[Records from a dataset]
===
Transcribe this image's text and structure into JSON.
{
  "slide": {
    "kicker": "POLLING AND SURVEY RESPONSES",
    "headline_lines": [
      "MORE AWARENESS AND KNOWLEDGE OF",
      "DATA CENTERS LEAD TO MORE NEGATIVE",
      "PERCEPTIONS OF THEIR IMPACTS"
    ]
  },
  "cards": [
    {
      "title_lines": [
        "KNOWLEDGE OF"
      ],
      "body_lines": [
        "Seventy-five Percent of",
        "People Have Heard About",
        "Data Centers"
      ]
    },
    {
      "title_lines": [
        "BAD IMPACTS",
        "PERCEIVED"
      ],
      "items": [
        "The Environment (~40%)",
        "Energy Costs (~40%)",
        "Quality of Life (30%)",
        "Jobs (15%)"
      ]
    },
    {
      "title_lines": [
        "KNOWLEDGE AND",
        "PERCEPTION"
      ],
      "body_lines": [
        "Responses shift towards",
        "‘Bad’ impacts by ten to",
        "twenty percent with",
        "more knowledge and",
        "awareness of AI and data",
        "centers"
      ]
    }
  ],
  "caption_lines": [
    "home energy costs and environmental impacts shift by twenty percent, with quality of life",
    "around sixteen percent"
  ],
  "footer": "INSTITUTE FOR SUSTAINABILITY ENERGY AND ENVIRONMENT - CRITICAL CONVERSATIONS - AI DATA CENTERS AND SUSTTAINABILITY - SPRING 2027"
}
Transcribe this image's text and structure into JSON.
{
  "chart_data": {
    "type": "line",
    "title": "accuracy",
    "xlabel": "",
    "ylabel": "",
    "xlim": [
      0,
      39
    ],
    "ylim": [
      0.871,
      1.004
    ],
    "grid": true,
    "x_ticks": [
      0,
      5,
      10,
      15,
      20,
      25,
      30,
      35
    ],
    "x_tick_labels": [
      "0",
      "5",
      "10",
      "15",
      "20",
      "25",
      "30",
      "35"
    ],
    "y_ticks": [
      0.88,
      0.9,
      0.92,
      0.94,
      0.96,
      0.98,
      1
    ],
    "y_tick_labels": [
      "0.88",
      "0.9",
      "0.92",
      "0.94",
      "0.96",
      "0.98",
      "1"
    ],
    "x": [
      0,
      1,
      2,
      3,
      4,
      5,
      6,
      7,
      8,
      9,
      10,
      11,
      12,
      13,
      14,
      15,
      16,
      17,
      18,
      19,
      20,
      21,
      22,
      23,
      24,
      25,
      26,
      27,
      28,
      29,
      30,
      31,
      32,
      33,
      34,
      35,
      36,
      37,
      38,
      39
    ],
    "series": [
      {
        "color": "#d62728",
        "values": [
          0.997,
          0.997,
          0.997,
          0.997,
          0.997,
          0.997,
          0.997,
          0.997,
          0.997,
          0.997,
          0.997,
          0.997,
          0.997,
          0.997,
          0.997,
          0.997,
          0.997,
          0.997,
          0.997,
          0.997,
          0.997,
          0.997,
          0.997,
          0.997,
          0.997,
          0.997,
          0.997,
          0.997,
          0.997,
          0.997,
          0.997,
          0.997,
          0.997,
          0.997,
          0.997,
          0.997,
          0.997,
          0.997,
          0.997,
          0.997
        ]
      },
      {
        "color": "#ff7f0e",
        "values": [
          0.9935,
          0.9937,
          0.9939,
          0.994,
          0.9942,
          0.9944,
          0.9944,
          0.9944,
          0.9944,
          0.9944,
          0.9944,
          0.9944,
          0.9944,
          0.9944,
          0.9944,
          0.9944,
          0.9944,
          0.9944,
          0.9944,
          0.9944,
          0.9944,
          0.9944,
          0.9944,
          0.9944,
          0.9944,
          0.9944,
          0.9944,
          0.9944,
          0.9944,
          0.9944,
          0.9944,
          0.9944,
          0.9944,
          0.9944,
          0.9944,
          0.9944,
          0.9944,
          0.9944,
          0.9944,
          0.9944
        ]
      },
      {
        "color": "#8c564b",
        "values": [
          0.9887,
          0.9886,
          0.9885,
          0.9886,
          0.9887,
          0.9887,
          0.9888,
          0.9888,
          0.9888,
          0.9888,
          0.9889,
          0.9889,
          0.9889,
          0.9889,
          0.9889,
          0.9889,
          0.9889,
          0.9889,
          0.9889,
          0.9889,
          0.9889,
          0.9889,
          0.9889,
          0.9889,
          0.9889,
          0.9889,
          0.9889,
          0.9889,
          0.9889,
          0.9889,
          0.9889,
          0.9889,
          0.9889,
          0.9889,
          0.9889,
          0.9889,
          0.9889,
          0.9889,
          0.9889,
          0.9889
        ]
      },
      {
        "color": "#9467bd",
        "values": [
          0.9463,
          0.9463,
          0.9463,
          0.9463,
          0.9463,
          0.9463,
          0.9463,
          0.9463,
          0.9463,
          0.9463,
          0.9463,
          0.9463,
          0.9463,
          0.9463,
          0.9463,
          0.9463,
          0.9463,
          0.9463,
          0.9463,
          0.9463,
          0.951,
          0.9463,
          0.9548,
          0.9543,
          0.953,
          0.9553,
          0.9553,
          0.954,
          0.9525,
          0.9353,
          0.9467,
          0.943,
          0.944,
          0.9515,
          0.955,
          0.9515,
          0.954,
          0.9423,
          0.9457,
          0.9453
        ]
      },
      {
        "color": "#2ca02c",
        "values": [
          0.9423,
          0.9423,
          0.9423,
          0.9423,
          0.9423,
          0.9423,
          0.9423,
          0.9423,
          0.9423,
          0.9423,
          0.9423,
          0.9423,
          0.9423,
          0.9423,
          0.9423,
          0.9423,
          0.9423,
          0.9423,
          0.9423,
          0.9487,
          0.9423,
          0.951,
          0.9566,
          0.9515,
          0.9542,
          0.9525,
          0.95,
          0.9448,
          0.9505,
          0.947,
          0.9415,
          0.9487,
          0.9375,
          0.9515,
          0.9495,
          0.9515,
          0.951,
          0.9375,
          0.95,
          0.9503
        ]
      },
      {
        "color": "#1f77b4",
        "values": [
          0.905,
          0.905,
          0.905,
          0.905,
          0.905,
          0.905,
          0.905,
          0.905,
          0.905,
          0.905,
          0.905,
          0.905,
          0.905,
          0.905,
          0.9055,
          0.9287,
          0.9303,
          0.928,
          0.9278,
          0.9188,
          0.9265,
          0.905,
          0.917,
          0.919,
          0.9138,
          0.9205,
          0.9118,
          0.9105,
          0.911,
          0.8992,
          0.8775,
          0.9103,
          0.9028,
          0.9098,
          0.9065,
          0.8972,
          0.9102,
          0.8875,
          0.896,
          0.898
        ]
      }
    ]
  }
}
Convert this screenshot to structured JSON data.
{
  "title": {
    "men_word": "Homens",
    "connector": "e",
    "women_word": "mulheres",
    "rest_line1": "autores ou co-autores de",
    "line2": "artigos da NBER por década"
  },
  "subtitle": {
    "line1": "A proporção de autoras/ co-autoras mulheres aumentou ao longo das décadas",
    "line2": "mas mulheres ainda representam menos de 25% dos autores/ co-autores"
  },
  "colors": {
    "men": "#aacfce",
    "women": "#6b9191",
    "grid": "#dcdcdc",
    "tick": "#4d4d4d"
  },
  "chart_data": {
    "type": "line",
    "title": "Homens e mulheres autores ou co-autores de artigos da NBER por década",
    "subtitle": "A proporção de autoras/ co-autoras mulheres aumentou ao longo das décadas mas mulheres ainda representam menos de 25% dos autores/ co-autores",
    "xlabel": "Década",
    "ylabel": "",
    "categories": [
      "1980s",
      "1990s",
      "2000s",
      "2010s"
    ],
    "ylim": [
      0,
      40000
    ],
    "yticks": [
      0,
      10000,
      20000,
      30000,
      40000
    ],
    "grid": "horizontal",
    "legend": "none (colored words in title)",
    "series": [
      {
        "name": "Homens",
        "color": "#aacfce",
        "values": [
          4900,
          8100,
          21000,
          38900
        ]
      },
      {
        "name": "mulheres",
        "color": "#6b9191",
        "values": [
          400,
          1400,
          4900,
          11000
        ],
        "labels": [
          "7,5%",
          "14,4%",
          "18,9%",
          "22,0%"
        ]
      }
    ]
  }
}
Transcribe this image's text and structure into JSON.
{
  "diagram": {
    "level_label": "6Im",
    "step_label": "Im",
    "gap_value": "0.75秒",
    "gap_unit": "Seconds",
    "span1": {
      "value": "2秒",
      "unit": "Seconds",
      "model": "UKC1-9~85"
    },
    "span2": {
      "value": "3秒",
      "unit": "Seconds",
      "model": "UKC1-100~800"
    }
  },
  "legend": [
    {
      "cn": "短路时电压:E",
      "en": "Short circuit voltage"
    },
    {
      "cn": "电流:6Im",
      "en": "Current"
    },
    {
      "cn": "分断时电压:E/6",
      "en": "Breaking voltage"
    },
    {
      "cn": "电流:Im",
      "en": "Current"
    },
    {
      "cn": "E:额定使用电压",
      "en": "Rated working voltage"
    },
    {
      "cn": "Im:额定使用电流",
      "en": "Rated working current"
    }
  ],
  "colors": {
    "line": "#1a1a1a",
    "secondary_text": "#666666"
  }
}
===
Your task is to collect every line above that contains the word "working".

      "en": "Rated working voltage"
      "en": "Rated working current"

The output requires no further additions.